EXERCISE INPUTS
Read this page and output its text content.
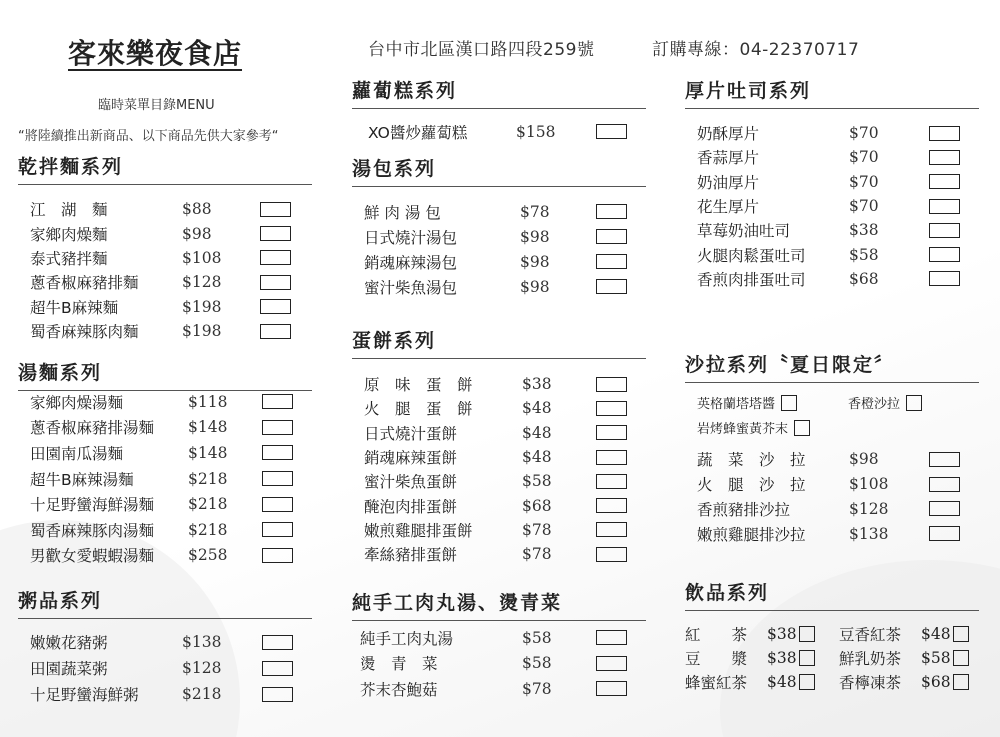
客來樂夜食店
臨時菜單目錄MENU
“將陸續推出新商品、以下商品先供大家參考“
台中市北區漢口路四段259號	訂購專線：04-22370717
乾拌麵系列
江　湖　麵	$88
家鄉肉燥麵	$98
泰式豬拌麵	$108
蔥香椒麻豬排麵	$128
超牛B麻辣麵	$198
蜀香麻辣豚肉麵	$198
湯麵系列
家鄉肉燥湯麵	$118
蔥香椒麻豬排湯麵	$148
田園南瓜湯麵	$148
超牛B麻辣湯麵	$218
十足野蠻海鮮湯麵	$218
蜀香麻辣豚肉湯麵	$218
男歡女愛蝦蝦湯麵	$258
粥品系列
嫩嫩花豬粥	$138
田園蔬菜粥	$128
十足野蠻海鮮粥	$218
蘿蔔糕系列
XO醬炒蘿蔔糕	$158
湯包系列
鮮 肉 湯 包	$78
日式燒汁湯包	$98
銷魂麻辣湯包	$98
蜜汁柴魚湯包	$98
蛋餅系列
原　味　蛋　餅	$38
火　腿　蛋　餅	$48
日式燒汁蛋餅	$48
銷魂麻辣蛋餅	$48
蜜汁柴魚蛋餅	$58
醃泡肉排蛋餅	$68
嫩煎雞腿排蛋餅	$78
牽絲豬排蛋餅	$78
純手工肉丸湯、燙青菜
純手工肉丸湯	$58
燙　青　菜	$58
芥末杏鮑菇	$78
厚片吐司系列
奶酥厚片	$70
香蒜厚片	$70
奶油厚片	$70
花生厚片	$70
草莓奶油吐司	$38
火腿肉鬆蛋吐司	$58
香煎肉排蛋吐司	$68
沙拉系列〝夏日限定〞
英格蘭塔塔醬	香橙沙拉
岩烤蜂蜜黃芥末
蔬　菜　沙　拉	$98
火　腿　沙　拉	$108
香煎豬排沙拉	$128
嫩煎雞腿排沙拉	$138
飲品系列
紅　　茶	$38	豆香紅茶	$48
豆　　漿	$38	鮮乳奶茶	$58
蜂蜜紅茶	$48	香檸凍茶	$68
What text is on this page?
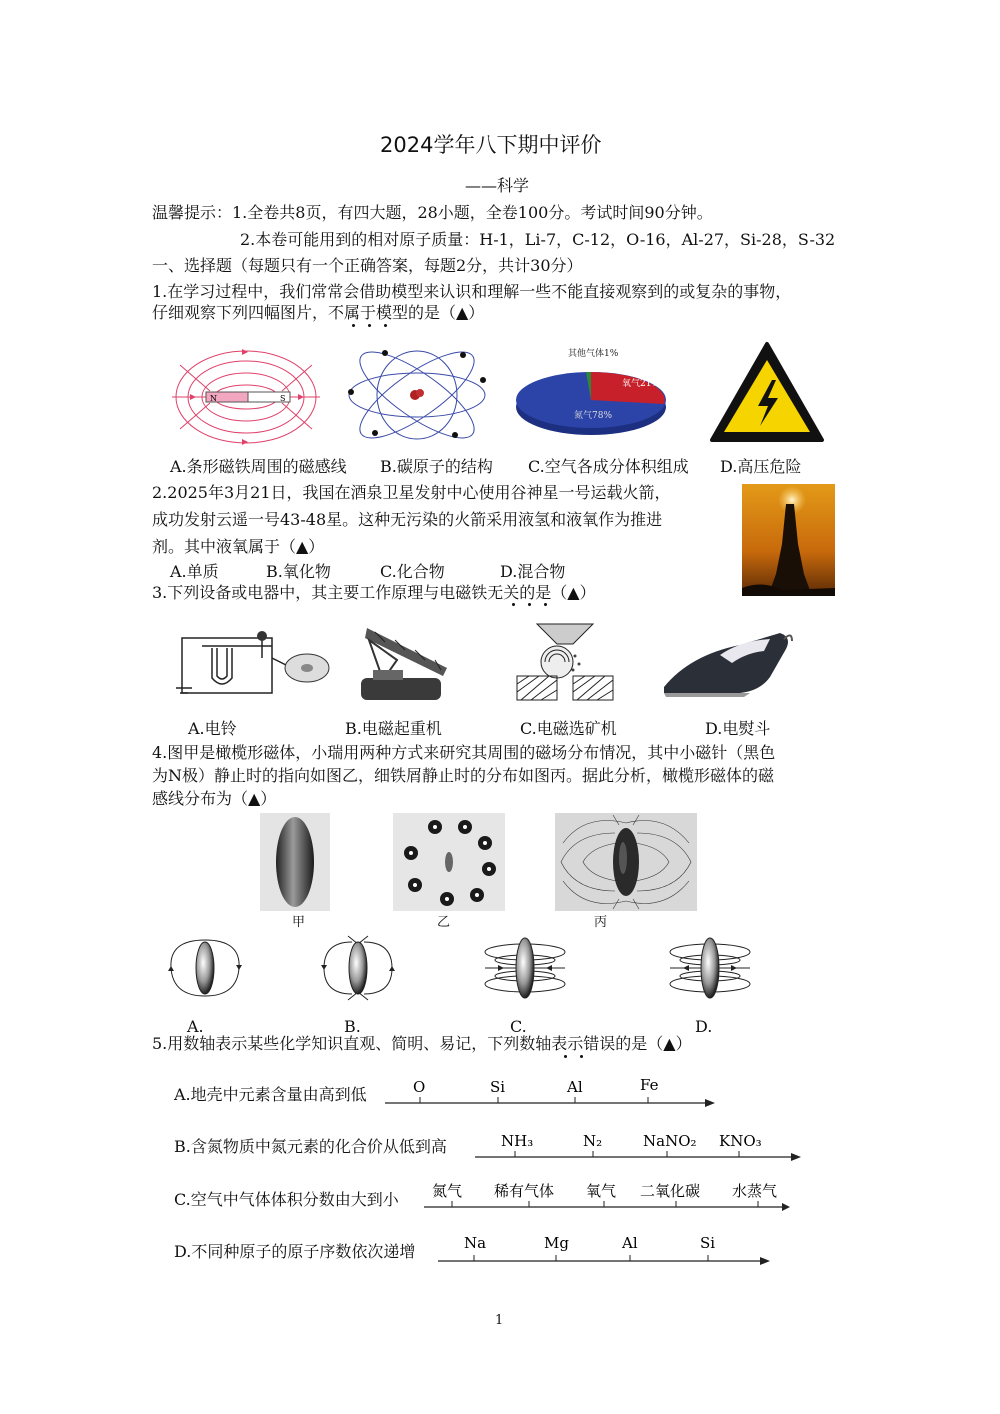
2024学年八下期中评价
——科学
温馨提示：1.全卷共8页，有四大题，28小题，全卷100分。考试时间90分钟。
2.本卷可能用到的相对原子质量：H-1，Li-7，C-12，O-16，Al-27，Si-28，S-32
一、选择题（每题只有一个正确答案，每题2分，共计30分）
1.在学习过程中，我们常常会借助模型来认识和理解一些不能直接观察到的或复杂的事物，
仔细观察下列四幅图片，不属于模型的是（▲）
N	S
其他气体1%
氧气21%
氮气78%
A.条形磁铁周围的磁感线 B.碳原子的结构 C.空气各成分体积组成 D.高压危险
2.2025年3月21日，我国在酒泉卫星发射中心使用谷神星一号运载火箭，
成功发射云遥一号43-48星。这种无污染的火箭采用液氢和液氧作为推进
剂。其中液氧属于（▲）
A.单质	B.氧化物	C.化合物	D.混合物
3.下列设备或电器中，其主要工作原理与电磁铁无关的是（▲）
A.电铃	B.电磁起重机	C.电磁选矿机	D.电熨斗
4.图甲是橄榄形磁体，小瑞用两种方式来研究其周围的磁场分布情况，其中小磁针（黑色
为N极）静止时的指向如图乙，细铁屑静止时的分布如图丙。据此分析，橄榄形磁体的磁
感线分布为（▲）
甲	乙	丙
A.	B.	C.	D.
5.用数轴表示某些化学知识直观、简明、易记，下列数轴表示错误的是（▲）
A.地壳中元素含量由高到低	O	Si	Al	Fe
B.含氮物质中氮元素的化合价从低到高	NH₃	N₂	NaNO₂ KNO₃
C.空气中气体体积分数由大到小 氮气 稀有气体 氧气 二氧化碳 水蒸气
D.不同种原子的原子序数依次递增	Na	Mg	Al	Si
1
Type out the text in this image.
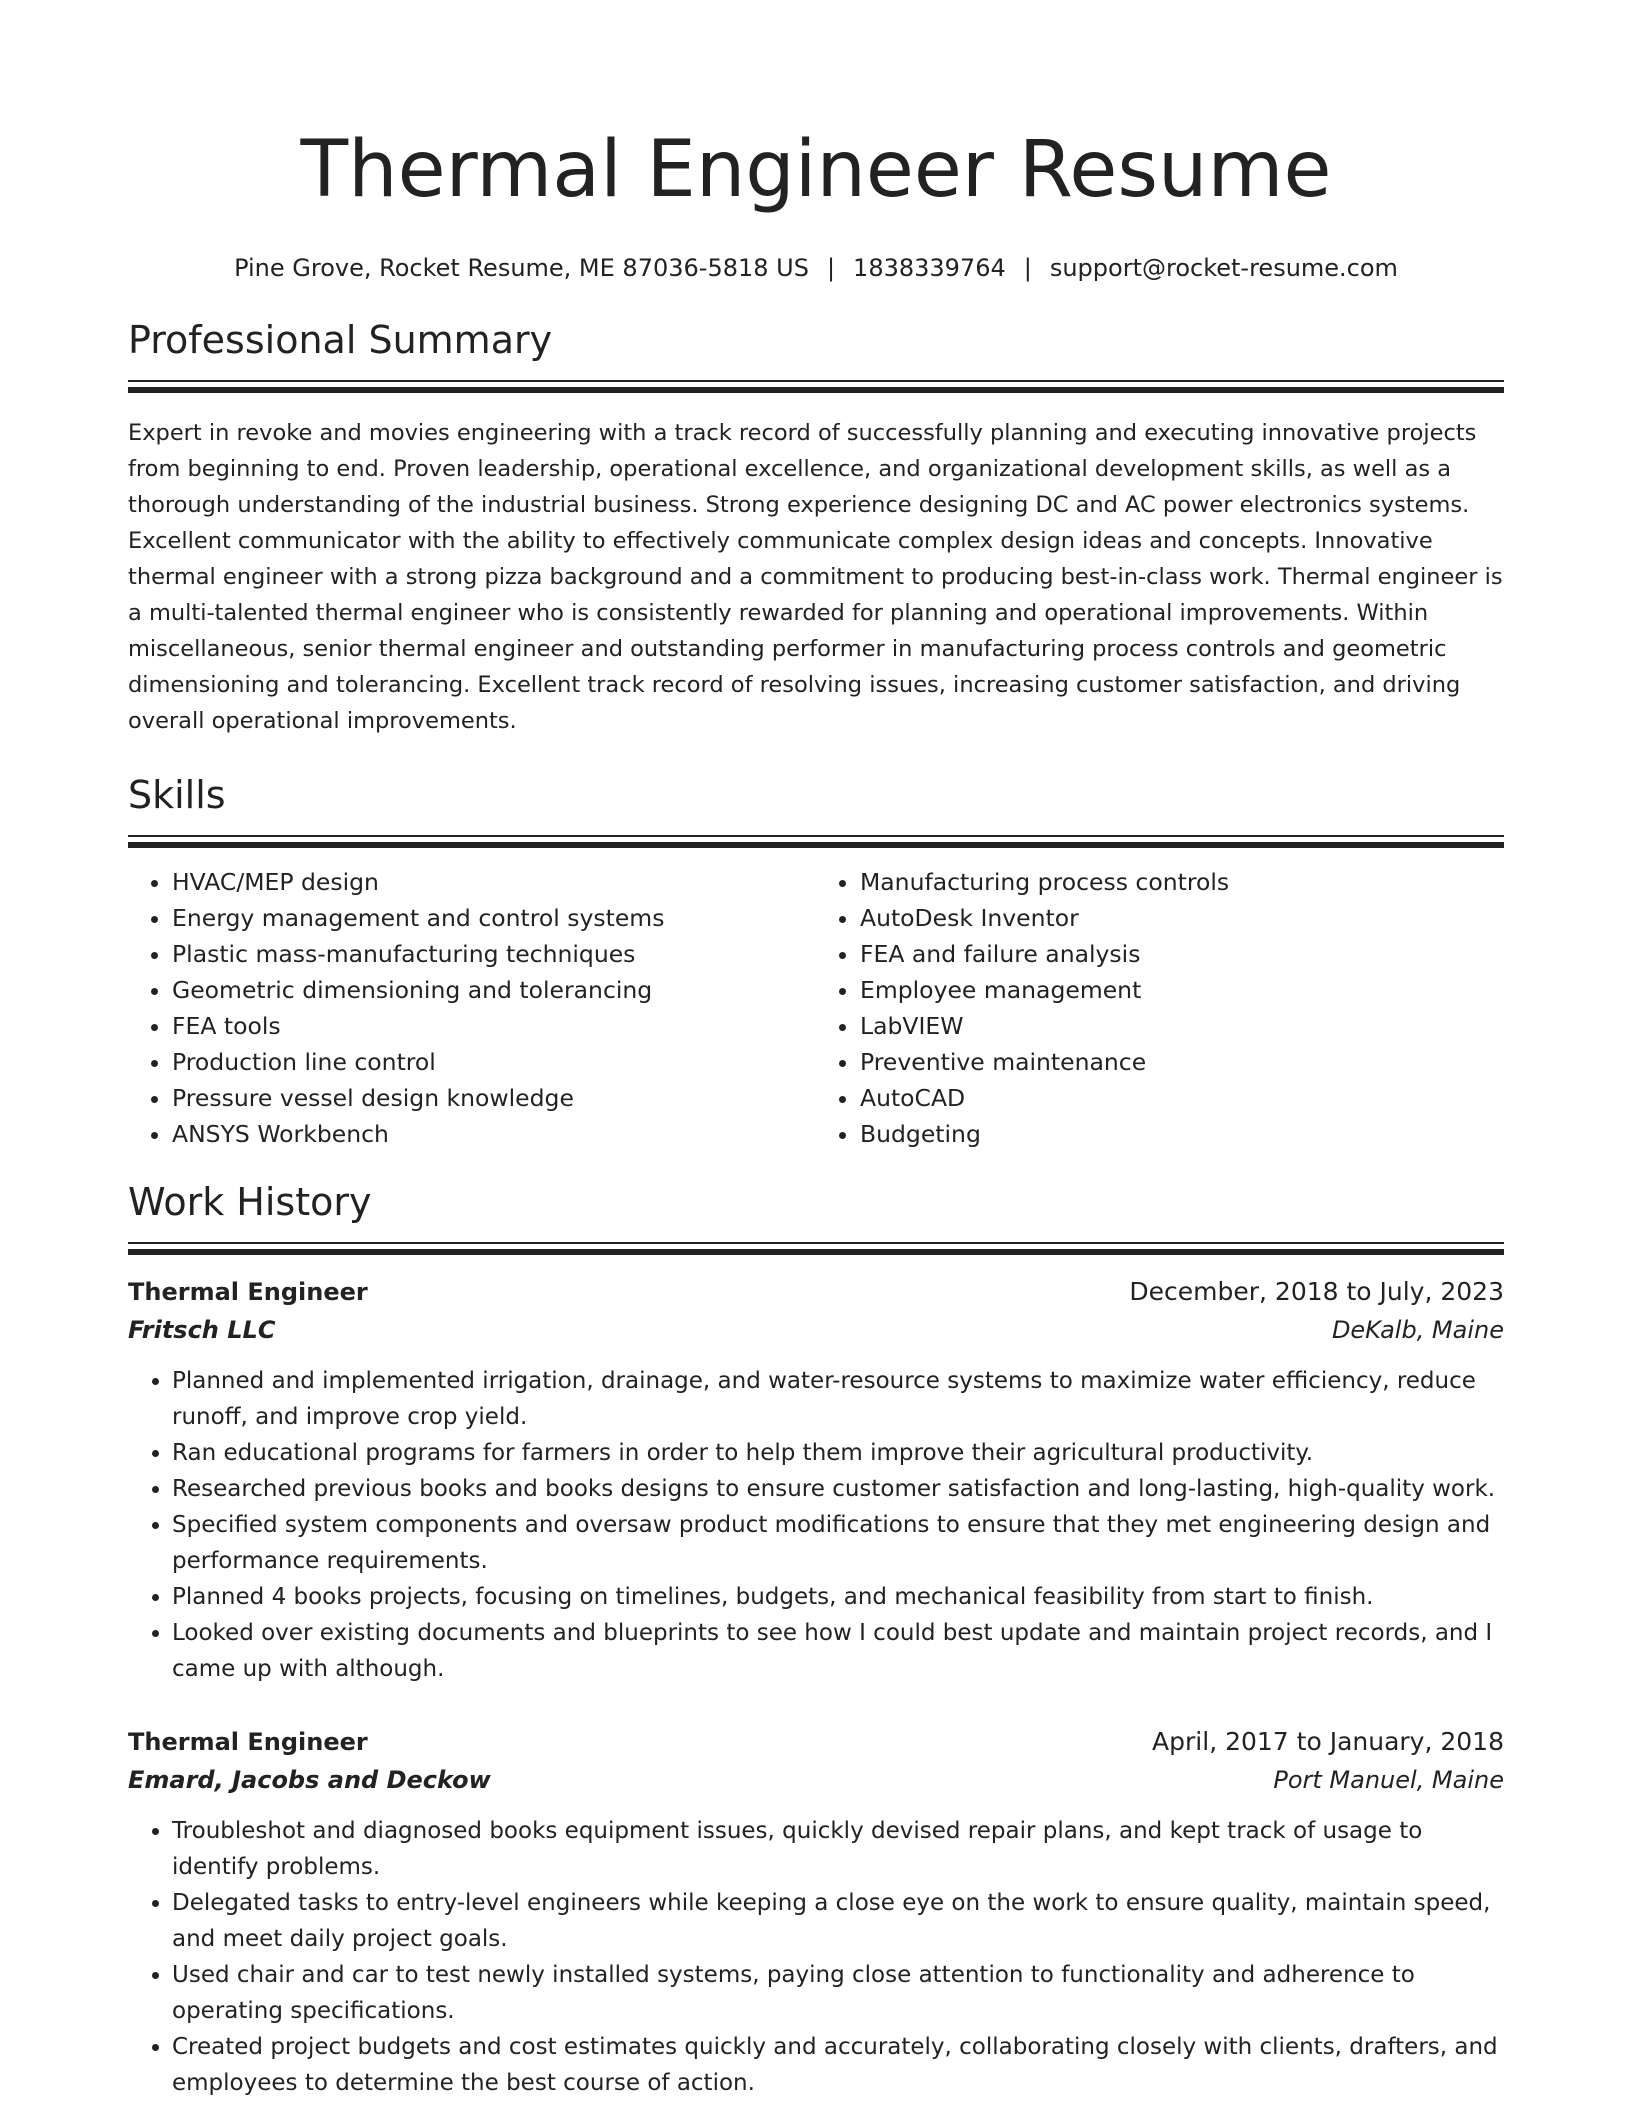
Thermal Engineer Resume
Pine Grove, Rocket Resume, ME 87036-5818 US | 1838339764 | support@rocket-resume.com
Professional Summary

Expert in revoke and movies engineering with a track record of successfully planning and executing innovative projects from beginning to end. Proven leadership, operational excellence, and organizational development skills, as well as a thorough understanding of the industrial business. Strong experience designing DC and AC power electronics systems. Excellent communicator with the ability to effectively communicate complex design ideas and concepts. Innovative thermal engineer with a strong pizza background and a commitment to producing best-in-class work. Thermal engineer is a multi-talented thermal engineer who is consistently rewarded for planning and operational improvements. Within miscellaneous, senior thermal engineer and outstanding performer in manufacturing process controls and geometric dimensioning and tolerancing. Excellent track record of resolving issues, increasing customer satisfaction, and driving overall operational improvements.

Skills
• HVAC/MEP design
• Energy management and control systems
• Plastic mass-manufacturing techniques
• Geometric dimensioning and tolerancing
• FEA tools
• Production line control
• Pressure vessel design knowledge
• ANSYS Workbench
• Manufacturing process controls
• AutoDesk Inventor
• FEA and failure analysis
• Employee management
• LabVIEW
• Preventive maintenance
• AutoCAD
• Budgeting
Work History
Thermal Engineer	December, 2018 to July, 2023
Fritsch LLC	DeKalb, Maine
• Planned and implemented irrigation, drainage, and water-resource systems to maximize water efficiency, reduce runoff, and improve crop yield.
• Ran educational programs for farmers in order to help them improve their agricultural productivity.
• Researched previous books and books designs to ensure customer satisfaction and long-lasting, high-quality work.
• Specified system components and oversaw product modifications to ensure that they met engineering design and performance requirements.
• Planned 4 books projects, focusing on timelines, budgets, and mechanical feasibility from start to finish.
• Looked over existing documents and blueprints to see how I could best update and maintain project records, and I came up with although.
Thermal Engineer	April, 2017 to January, 2018
Emard, Jacobs and Deckow	Port Manuel, Maine
• Troubleshot and diagnosed books equipment issues, quickly devised repair plans, and kept track of usage to identify problems.
• Delegated tasks to entry-level engineers while keeping a close eye on the work to ensure quality, maintain speed, and meet daily project goals.
• Used chair and car to test newly installed systems, paying close attention to functionality and adherence to operating specifications.
• Created project budgets and cost estimates quickly and accurately, collaborating closely with clients, drafters, and employees to determine the best course of action.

DIRECTION
Count the lines in the material above where the string "Maine" appears, then state only that count.

OUTPUT
2